**Written exercise**
Transcribe the lines from the one containing "Extract all the data from this chart as JSON." to the last line, inclusive, word for word. Include no pictures.

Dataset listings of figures
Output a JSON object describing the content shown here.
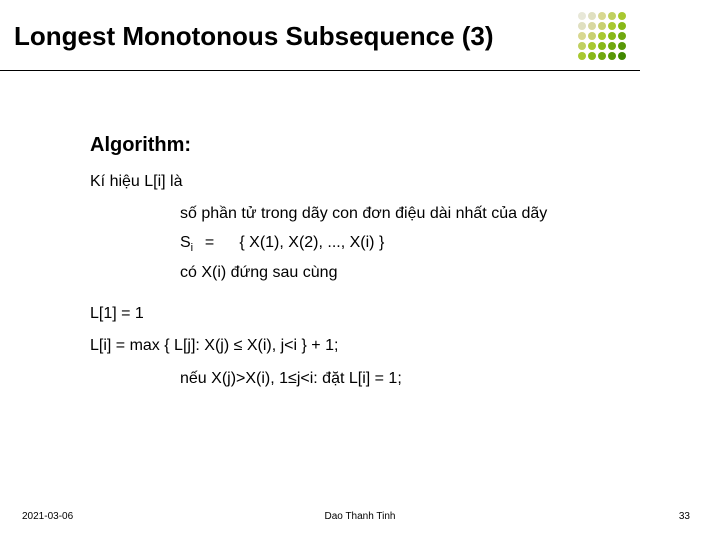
{
  "title": "Longest Monotonous Subsequence (3)",
  "algo_heading": "Algorithm:",
  "line1": "Kí hiệu L[i] là",
  "line2": "số phần tử trong dãy con đơn điệu dài nhất của dãy",
  "si_label": "S",
  "si_sub": "i",
  "si_eq": "=",
  "si_set": "{ X(1), X(2), ..., X(i) }",
  "line_co": "có X(i) đứng sau cùng",
  "line_l1": "L[1] = 1",
  "line_li": "L[i] = max { L[j]: X(j) ≤ X(i), j<i } + 1;",
  "line_neu": "nếu X(j)>X(i), 1≤j<i: đặt L[i] = 1;",
  "footer_date": "2021-03-06",
  "footer_author": "Dao Thanh Tinh",
  "footer_page": "33",
  "dot_colors": [
    "#e8e8d8",
    "#e0e0c0",
    "#d8d890",
    "#c0d060",
    "#a8c830",
    "#e0e0c0",
    "#d8d8a0",
    "#c8d070",
    "#a8c830",
    "#88b818",
    "#d8d890",
    "#c8d070",
    "#a8c830",
    "#88b818",
    "#70a810",
    "#c0d060",
    "#a8c830",
    "#88b818",
    "#70a810",
    "#589808",
    "#a8c830",
    "#88b818",
    "#70a810",
    "#589808",
    "#408800"
  ]
}
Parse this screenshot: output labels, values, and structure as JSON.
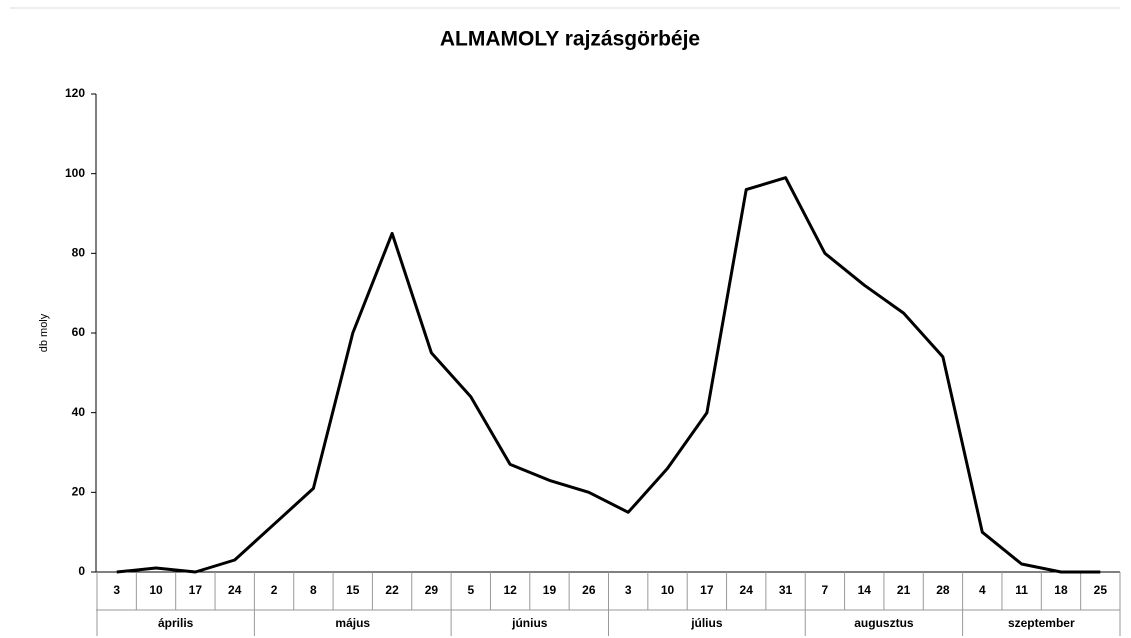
{
  "chart_data": {
    "type": "line",
    "title": "ALMAMOLY rajzásgörbéje",
    "y_label": "db moly",
    "months": [
      {
        "name": "április",
        "days": [
          "3",
          "10",
          "17",
          "24"
        ]
      },
      {
        "name": "május",
        "days": [
          "2",
          "8",
          "15",
          "22",
          "29"
        ]
      },
      {
        "name": "június",
        "days": [
          "5",
          "12",
          "19",
          "26"
        ]
      },
      {
        "name": "július",
        "days": [
          "3",
          "10",
          "17",
          "24",
          "31"
        ]
      },
      {
        "name": "augusztus",
        "days": [
          "7",
          "14",
          "21",
          "28"
        ]
      },
      {
        "name": "szeptember",
        "days": [
          "4",
          "11",
          "18",
          "25"
        ]
      }
    ],
    "values": [
      0,
      1,
      0,
      3,
      12,
      21,
      60,
      85,
      55,
      44,
      27,
      23,
      20,
      15,
      26,
      40,
      96,
      99,
      80,
      72,
      65,
      54,
      10,
      2,
      0,
      0
    ],
    "color": "#000000",
    "ylim": [
      0,
      120
    ],
    "yticks": [
      0,
      20,
      40,
      60,
      80,
      100,
      120
    ],
    "grid": false
  }
}
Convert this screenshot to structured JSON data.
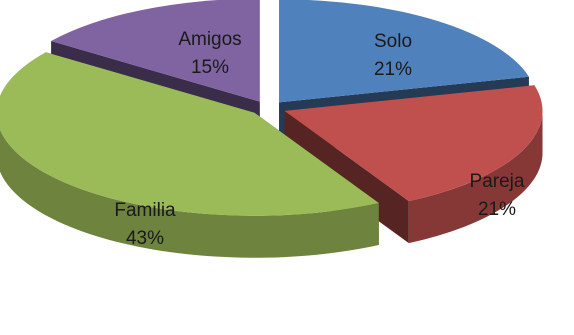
{
  "chart_data": {
    "type": "pie",
    "title": "",
    "style": "3d-exploded",
    "categories": [
      "Solo",
      "Pareja",
      "Familia",
      "Amigos"
    ],
    "values": [
      21,
      21,
      43,
      15
    ],
    "value_labels": [
      "21%",
      "21%",
      "43%",
      "15%"
    ],
    "colors": [
      "#4F81BD",
      "#C0504D",
      "#9BBB59",
      "#8064A2"
    ],
    "legend": "none",
    "data_labels": "inside"
  }
}
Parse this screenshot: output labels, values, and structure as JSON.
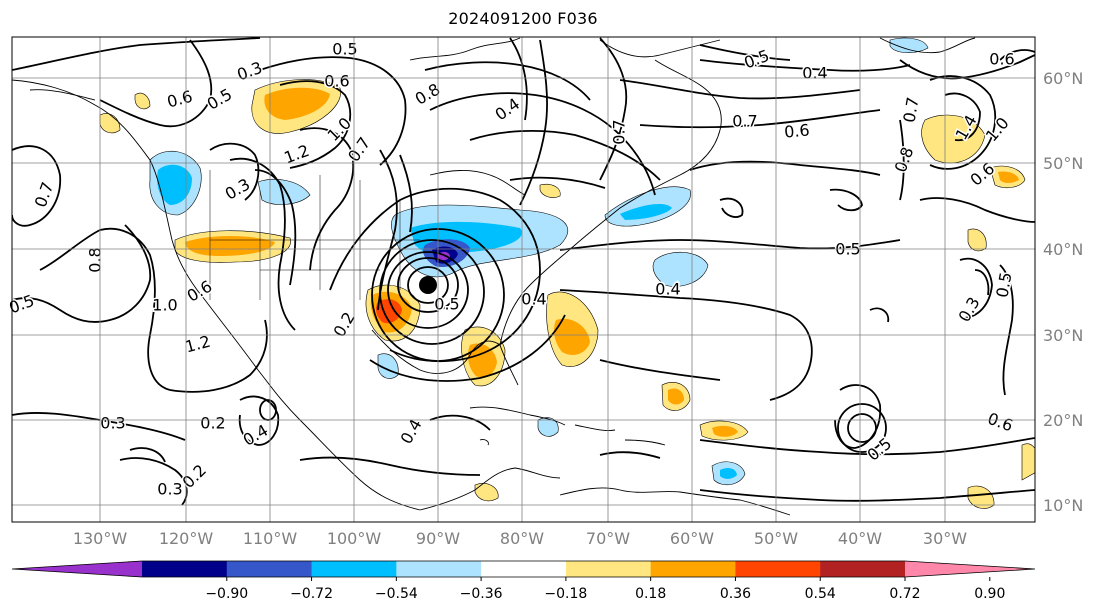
{
  "title": "2024091200 F036",
  "map": {
    "lon_range": [
      -140,
      15
    ],
    "lat_range": [
      6,
      66
    ],
    "grid": true,
    "lon_tick_labels": [
      "130°W",
      "120°W",
      "110°W",
      "100°W",
      "90°W",
      "80°W",
      "70°W",
      "60°W",
      "50°W",
      "40°W",
      "30°W"
    ],
    "lat_tick_labels": [
      "60°N",
      "50°N",
      "40°N",
      "30°N",
      "20°N",
      "10°N"
    ],
    "center_marker": {
      "lon": -90,
      "lat": 36
    }
  },
  "colorbar": {
    "orientation": "horizontal",
    "extend": "both",
    "tick_labels": [
      "−0.90",
      "−0.72",
      "−0.54",
      "−0.36",
      "−0.18",
      "0.18",
      "0.36",
      "0.54",
      "0.72",
      "0.90"
    ],
    "colors": [
      "#9932cc",
      "#00008b",
      "#3657c9",
      "#00bfff",
      "#aee3ff",
      "#ffffff",
      "#ffe680",
      "#ffa500",
      "#ff4500",
      "#b22222",
      "#ff88aa"
    ]
  },
  "contour_labels": [
    "0.5",
    "0.6",
    "0.3",
    "0.5",
    "0.6",
    "0.8",
    "0.4",
    "0.7",
    "0.6",
    "0.5",
    "0.4",
    "0.6",
    "0.7",
    "0.8",
    "1.4",
    "1.0",
    "0.6",
    "0.7",
    "1.2",
    "1.0",
    "0.7",
    "0.3",
    "0.8",
    "0.7",
    "0.5",
    "1.0",
    "0.6",
    "1.2",
    "0.3",
    "0.2",
    "0.4",
    "0.2",
    "0.3",
    "0.2",
    "0.5",
    "0.4",
    "0.4",
    "0.5",
    "0.3",
    "0.5",
    "0.6",
    "0.5",
    "0.4"
  ],
  "shading_colors": {
    "light_blue": "#aee3ff",
    "blue": "#00bfff",
    "mid_blue": "#3657c9",
    "navy": "#00008b",
    "purple": "#9932cc",
    "light_yellow": "#ffe680",
    "orange": "#ffa500",
    "red_orange": "#ff4500"
  }
}
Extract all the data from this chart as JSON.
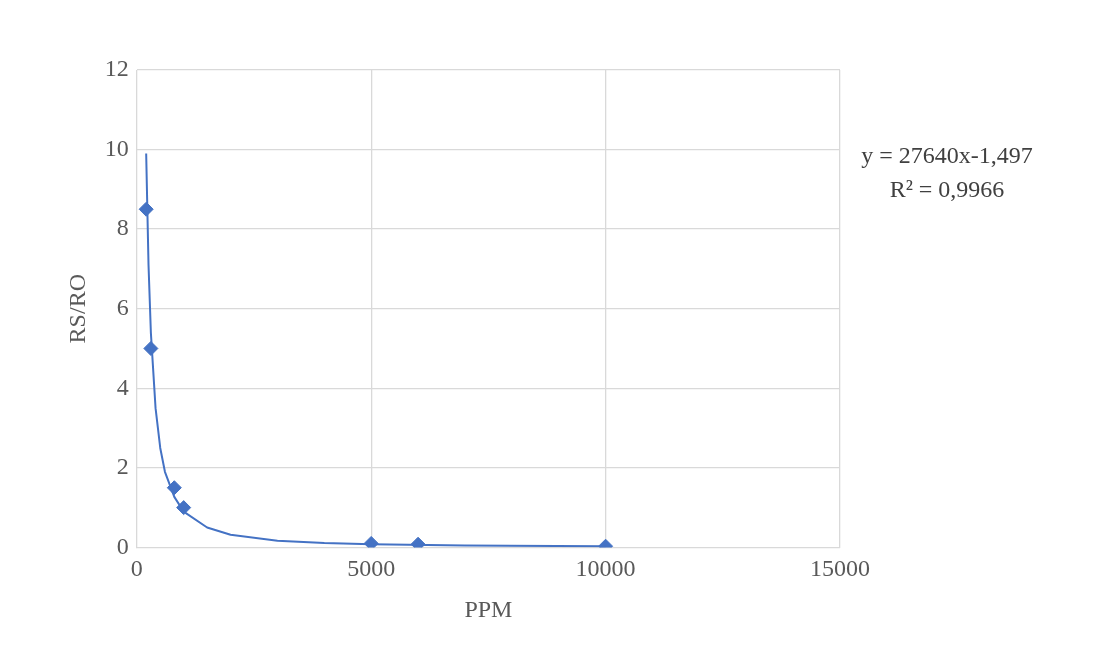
{
  "chart_data": {
    "type": "scatter",
    "xlabel": "PPM",
    "ylabel": "RS/RO",
    "xlim": [
      0,
      15000
    ],
    "xticks": [
      0,
      5000,
      10000,
      15000
    ],
    "ylim": [
      0,
      12
    ],
    "yticks": [
      0,
      2,
      4,
      6,
      8,
      10,
      12
    ],
    "grid": true,
    "legend": false,
    "marker": "diamond",
    "annotations": [
      "y = 27640x-1,497",
      "R² = 0,9966"
    ],
    "series": [
      {
        "type": "scatter",
        "color": "#4472c4",
        "x": [
          200,
          300,
          800,
          1000,
          5000,
          6000,
          10000
        ],
        "values": [
          8.5,
          5.0,
          1.5,
          1.0,
          0.1,
          0.08,
          0.03
        ]
      },
      {
        "type": "line",
        "color": "#4472c4",
        "marker": "none",
        "line_style": "solid",
        "x": [
          200,
          250,
          300,
          400,
          500,
          600,
          800,
          1000,
          1500,
          2000,
          3000,
          4000,
          5000,
          7000,
          10000
        ],
        "values": [
          9.9,
          7.1,
          5.4,
          3.5,
          2.5,
          1.9,
          1.27,
          0.9,
          0.5,
          0.32,
          0.17,
          0.11,
          0.08,
          0.05,
          0.03
        ]
      }
    ]
  }
}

**Final answer**
Extract all the data from this chart as JSON.
{
  "chart_data": {
    "type": "scatter",
    "xlabel": "PPM",
    "ylabel": "RS/RO",
    "xlim": [
      0,
      15000
    ],
    "xticks": [
      0,
      5000,
      10000,
      15000
    ],
    "ylim": [
      0,
      12
    ],
    "yticks": [
      0,
      2,
      4,
      6,
      8,
      10,
      12
    ],
    "grid": true,
    "legend": false,
    "marker": "diamond",
    "annotations": [
      "y = 27640x-1,497",
      "R² = 0,9966"
    ],
    "series": [
      {
        "type": "scatter",
        "color": "#4472c4",
        "x": [
          200,
          300,
          800,
          1000,
          5000,
          6000,
          10000
        ],
        "values": [
          8.5,
          5.0,
          1.5,
          1.0,
          0.1,
          0.08,
          0.03
        ]
      },
      {
        "type": "line",
        "color": "#4472c4",
        "marker": "none",
        "line_style": "solid",
        "x": [
          200,
          250,
          300,
          400,
          500,
          600,
          800,
          1000,
          1500,
          2000,
          3000,
          4000,
          5000,
          7000,
          10000
        ],
        "values": [
          9.9,
          7.1,
          5.4,
          3.5,
          2.5,
          1.9,
          1.27,
          0.9,
          0.5,
          0.32,
          0.17,
          0.11,
          0.08,
          0.05,
          0.03
        ]
      }
    ]
  }
}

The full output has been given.